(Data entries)
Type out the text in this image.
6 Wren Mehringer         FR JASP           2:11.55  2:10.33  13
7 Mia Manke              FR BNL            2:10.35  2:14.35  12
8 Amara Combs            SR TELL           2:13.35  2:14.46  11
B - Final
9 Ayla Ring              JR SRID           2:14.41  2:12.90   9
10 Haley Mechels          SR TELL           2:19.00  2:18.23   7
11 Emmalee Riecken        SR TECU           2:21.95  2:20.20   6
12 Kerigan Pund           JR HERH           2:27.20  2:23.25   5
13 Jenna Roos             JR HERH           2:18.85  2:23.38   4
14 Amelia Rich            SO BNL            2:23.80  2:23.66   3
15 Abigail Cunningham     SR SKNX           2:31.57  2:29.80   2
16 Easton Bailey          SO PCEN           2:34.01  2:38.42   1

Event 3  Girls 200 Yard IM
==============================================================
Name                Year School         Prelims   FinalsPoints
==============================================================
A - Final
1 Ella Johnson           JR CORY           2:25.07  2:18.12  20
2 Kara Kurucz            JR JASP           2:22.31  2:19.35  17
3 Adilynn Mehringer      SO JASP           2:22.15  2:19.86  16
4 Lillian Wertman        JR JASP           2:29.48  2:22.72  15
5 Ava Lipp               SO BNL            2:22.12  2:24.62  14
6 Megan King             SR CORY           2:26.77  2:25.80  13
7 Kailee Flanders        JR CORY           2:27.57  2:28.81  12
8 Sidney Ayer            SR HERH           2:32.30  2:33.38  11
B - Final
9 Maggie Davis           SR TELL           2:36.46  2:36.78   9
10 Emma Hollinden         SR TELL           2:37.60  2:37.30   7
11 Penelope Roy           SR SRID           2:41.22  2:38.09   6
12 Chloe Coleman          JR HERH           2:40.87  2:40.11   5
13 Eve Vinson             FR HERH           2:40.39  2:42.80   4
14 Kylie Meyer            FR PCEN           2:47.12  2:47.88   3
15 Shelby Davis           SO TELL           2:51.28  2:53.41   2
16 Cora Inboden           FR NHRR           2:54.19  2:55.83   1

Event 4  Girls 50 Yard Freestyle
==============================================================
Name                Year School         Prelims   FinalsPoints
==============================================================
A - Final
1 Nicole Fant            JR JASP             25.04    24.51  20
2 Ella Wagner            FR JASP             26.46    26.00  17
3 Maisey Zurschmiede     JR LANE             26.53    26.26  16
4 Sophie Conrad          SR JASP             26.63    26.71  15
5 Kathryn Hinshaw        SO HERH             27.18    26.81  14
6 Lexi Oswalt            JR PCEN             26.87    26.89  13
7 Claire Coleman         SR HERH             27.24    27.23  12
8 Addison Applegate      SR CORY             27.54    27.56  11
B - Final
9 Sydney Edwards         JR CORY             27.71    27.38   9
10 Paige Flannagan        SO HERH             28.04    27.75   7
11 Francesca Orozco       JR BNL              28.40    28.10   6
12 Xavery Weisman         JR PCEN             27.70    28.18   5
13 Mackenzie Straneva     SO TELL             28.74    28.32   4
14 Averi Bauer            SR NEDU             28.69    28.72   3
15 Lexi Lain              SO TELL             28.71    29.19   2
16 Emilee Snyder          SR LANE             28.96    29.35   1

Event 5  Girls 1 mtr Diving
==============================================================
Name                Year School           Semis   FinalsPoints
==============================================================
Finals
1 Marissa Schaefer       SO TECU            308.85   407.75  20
--
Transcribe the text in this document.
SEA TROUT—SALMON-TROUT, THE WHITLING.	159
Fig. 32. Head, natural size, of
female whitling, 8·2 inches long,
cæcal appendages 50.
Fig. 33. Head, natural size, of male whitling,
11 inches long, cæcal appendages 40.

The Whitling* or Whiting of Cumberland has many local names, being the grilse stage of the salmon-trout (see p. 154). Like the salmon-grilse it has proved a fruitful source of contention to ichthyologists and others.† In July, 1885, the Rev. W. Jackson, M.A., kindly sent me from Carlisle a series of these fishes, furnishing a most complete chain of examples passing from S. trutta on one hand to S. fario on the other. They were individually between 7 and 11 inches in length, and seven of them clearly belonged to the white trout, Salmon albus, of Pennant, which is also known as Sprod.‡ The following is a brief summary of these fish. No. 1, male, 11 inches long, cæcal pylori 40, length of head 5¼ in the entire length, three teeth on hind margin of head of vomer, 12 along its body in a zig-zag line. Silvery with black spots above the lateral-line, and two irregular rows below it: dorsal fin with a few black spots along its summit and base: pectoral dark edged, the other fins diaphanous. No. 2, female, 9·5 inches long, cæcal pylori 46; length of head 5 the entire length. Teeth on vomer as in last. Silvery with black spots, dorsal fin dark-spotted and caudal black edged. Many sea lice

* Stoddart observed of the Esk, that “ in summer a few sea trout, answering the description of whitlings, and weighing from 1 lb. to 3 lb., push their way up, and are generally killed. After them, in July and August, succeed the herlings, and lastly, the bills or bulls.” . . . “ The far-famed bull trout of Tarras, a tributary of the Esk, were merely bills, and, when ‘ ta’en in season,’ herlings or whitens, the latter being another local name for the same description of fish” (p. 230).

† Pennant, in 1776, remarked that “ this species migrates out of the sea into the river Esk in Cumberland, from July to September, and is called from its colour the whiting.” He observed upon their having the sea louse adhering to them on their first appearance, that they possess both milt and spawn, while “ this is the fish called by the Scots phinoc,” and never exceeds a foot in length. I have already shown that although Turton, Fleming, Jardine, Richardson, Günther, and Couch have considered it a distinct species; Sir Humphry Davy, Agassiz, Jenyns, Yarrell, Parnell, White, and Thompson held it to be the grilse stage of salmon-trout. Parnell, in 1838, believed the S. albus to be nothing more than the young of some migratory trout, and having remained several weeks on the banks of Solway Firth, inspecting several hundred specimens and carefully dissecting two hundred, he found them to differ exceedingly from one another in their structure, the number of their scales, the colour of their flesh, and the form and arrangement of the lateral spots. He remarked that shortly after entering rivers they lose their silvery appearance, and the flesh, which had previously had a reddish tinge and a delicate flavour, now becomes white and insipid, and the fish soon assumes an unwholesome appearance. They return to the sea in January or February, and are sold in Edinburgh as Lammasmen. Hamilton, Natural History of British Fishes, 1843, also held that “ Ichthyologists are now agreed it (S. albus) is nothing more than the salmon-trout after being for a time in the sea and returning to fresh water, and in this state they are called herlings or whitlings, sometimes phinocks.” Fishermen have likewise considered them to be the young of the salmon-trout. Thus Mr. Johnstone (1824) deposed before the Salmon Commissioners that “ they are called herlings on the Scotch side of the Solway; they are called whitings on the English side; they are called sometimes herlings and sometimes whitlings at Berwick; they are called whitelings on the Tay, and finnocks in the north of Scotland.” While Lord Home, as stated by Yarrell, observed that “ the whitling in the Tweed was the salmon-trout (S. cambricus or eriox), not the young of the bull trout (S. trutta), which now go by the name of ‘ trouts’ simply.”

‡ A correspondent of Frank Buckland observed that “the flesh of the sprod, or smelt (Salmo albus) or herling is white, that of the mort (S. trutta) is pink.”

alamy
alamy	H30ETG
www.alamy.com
...
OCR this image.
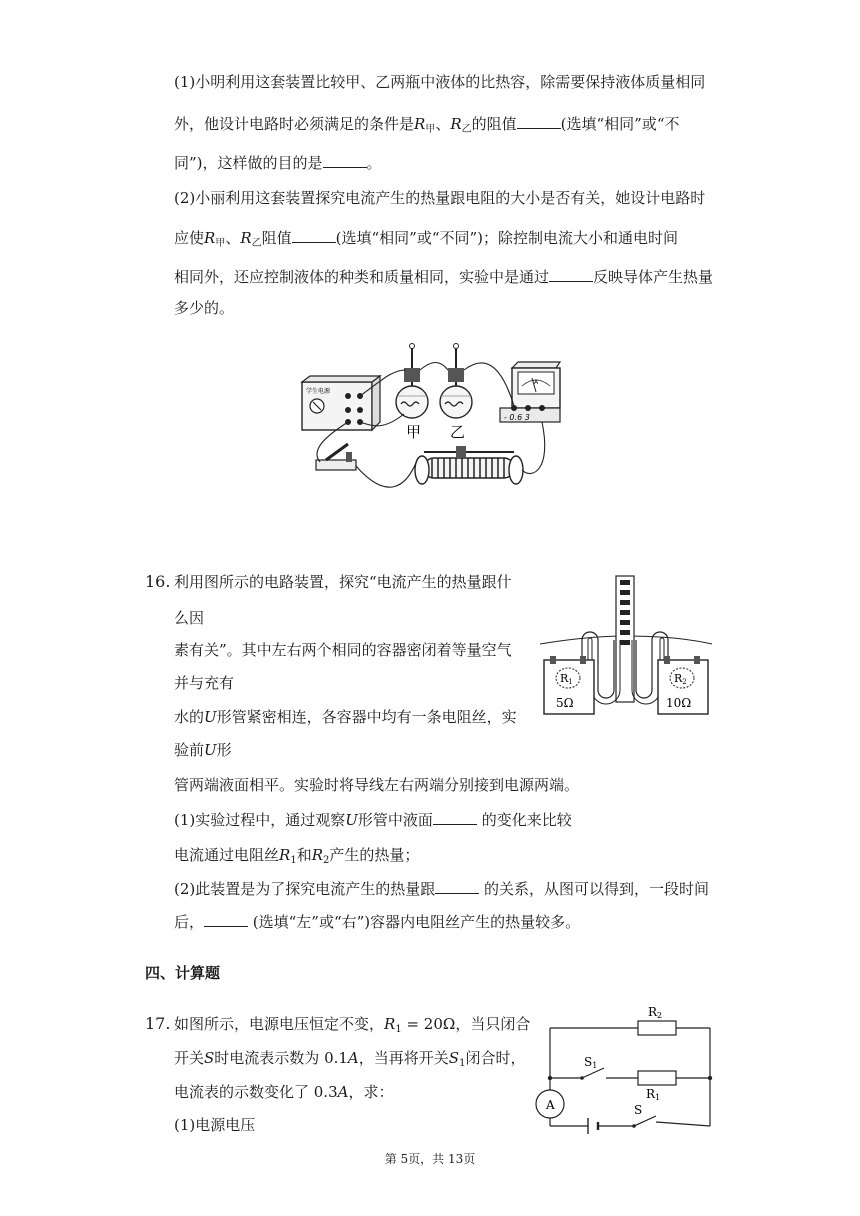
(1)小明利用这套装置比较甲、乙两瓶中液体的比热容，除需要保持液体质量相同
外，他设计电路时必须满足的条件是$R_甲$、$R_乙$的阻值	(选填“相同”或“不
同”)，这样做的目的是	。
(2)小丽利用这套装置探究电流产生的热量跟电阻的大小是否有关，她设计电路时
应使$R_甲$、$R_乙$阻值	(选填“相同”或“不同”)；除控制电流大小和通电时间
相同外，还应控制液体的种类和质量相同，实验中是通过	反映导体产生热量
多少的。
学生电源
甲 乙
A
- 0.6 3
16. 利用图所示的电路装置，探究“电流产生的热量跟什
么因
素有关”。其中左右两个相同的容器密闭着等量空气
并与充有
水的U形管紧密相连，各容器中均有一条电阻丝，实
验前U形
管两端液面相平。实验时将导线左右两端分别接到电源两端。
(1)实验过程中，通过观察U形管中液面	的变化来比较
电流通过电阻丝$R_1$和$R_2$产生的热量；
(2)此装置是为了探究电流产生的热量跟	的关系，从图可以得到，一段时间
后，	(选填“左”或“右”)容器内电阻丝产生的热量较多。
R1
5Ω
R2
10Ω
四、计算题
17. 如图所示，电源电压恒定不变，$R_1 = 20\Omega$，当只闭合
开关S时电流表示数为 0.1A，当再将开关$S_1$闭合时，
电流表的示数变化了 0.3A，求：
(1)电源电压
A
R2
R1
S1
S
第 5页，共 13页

Written instruction: Copy, from the material above, each line in which the string "local" occurs.

Response to this task:
The Whitling* or Whiting of Cumberland has many local names, being the grilse stage of the salmon-trout (see p. 154). Like the salmon-grilse it has proved a fruitful source of contention to ichthyologists and others.† In July, 1885, the Rev. W. Jackson, M.A., kindly sent me from Carlisle a series of these fishes, furnishing a most complete chain of examples passing from S. trutta on one hand to S. fario on the other. They were individually between 7 and 11 inches in length, and seven of them clearly belonged to the white trout, Salmon albus, of Pennant, which is also known as Sprod.‡ The following is a brief summary of these fish. No. 1, male, 11 inches long, cæcal pylori 40, length of head 5¼ in the entire length, three teeth on hind margin of head of vomer, 12 along its body in a zig-zag line. Silvery with black spots above the lateral-line, and two irregular rows below it: dorsal fin with a few black spots along its summit and base: pectoral dark edged, the other fins diaphanous. No. 2, female, 9·5 inches long, cæcal pylori 46; length of head 5 the entire length. Teeth on vomer as in last. Silvery with black spots, dorsal fin dark-spotted and caudal black edged. Many sea lice
* Stoddart observed of the Esk, that “ in summer a few sea trout, answering the description of whitlings, and weighing from 1 lb. to 3 lb., push their way up, and are generally killed. After them, in July and August, succeed the herlings, and lastly, the bills or bulls.” . . . “ The far-famed bull trout of Tarras, a tributary of the Esk, were merely bills, and, when ‘ ta’en in season,’ herlings or whitens, the latter being another local name for the same description of fish” (p. 230).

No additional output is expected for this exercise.